Excerpt from a dataset:

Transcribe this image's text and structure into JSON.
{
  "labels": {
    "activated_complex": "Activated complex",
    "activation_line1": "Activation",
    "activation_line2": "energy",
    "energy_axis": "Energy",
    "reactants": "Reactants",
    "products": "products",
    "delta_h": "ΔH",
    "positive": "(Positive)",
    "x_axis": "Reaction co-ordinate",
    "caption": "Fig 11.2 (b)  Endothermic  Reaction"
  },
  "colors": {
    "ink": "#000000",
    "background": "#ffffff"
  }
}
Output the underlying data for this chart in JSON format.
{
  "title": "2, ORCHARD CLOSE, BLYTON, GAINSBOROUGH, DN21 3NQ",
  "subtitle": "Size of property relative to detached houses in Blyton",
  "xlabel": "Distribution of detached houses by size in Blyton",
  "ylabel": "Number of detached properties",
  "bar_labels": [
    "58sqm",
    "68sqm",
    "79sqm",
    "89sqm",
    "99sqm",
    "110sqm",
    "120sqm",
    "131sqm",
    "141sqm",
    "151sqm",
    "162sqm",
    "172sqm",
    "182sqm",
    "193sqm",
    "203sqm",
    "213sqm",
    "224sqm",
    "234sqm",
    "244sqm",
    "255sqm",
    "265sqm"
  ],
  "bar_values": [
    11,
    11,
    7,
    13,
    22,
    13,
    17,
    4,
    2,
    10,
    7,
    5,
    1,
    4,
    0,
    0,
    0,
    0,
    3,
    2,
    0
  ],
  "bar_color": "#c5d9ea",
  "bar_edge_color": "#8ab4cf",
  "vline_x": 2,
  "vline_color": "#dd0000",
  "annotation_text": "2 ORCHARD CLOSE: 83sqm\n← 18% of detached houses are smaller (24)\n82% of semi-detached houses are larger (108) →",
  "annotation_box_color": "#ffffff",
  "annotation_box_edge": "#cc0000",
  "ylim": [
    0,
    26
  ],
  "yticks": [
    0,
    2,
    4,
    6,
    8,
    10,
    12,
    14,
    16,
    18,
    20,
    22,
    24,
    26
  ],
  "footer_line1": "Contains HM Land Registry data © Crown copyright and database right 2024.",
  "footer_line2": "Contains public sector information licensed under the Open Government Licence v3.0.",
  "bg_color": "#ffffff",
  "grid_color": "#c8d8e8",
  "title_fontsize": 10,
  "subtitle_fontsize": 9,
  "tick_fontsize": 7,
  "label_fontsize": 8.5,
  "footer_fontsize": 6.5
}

Problem to work on: Go through the data and return every record exactly.

Expected answer:
Transcribe this image's text and structure into JSON.
{
  "labels": {
    "activated_complex": "Activated complex",
    "activation_line1": "Activation",
    "activation_line2": "energy",
    "energy_axis": "Energy",
    "reactants": "Reactants",
    "products": "products",
    "delta_h": "ΔH",
    "positive": "(Positive)",
    "x_axis": "Reaction co-ordinate",
    "caption": "Fig 11.2 (b)  Endothermic  Reaction"
  },
  "colors": {
    "ink": "#000000",
    "background": "#ffffff"
  }
}
Output the underlying data for this chart in JSON format.
{
  "title": "2, ORCHARD CLOSE, BLYTON, GAINSBOROUGH, DN21 3NQ",
  "subtitle": "Size of property relative to detached houses in Blyton",
  "xlabel": "Distribution of detached houses by size in Blyton",
  "ylabel": "Number of detached properties",
  "bar_labels": [
    "58sqm",
    "68sqm",
    "79sqm",
    "89sqm",
    "99sqm",
    "110sqm",
    "120sqm",
    "131sqm",
    "141sqm",
    "151sqm",
    "162sqm",
    "172sqm",
    "182sqm",
    "193sqm",
    "203sqm",
    "213sqm",
    "224sqm",
    "234sqm",
    "244sqm",
    "255sqm",
    "265sqm"
  ],
  "bar_values": [
    11,
    11,
    7,
    13,
    22,
    13,
    17,
    4,
    2,
    10,
    7,
    5,
    1,
    4,
    0,
    0,
    0,
    0,
    3,
    2,
    0
  ],
  "bar_color": "#c5d9ea",
  "bar_edge_color": "#8ab4cf",
  "vline_x": 2,
  "vline_color": "#dd0000",
  "annotation_text": "2 ORCHARD CLOSE: 83sqm\n← 18% of detached houses are smaller (24)\n82% of semi-detached houses are larger (108) →",
  "annotation_box_color": "#ffffff",
  "annotation_box_edge": "#cc0000",
  "ylim": [
    0,
    26
  ],
  "yticks": [
    0,
    2,
    4,
    6,
    8,
    10,
    12,
    14,
    16,
    18,
    20,
    22,
    24,
    26
  ],
  "footer_line1": "Contains HM Land Registry data © Crown copyright and database right 2024.",
  "footer_line2": "Contains public sector information licensed under the Open Government Licence v3.0.",
  "bg_color": "#ffffff",
  "grid_color": "#c8d8e8",
  "title_fontsize": 10,
  "subtitle_fontsize": 9,
  "tick_fontsize": 7,
  "label_fontsize": 8.5,
  "footer_fontsize": 6.5
}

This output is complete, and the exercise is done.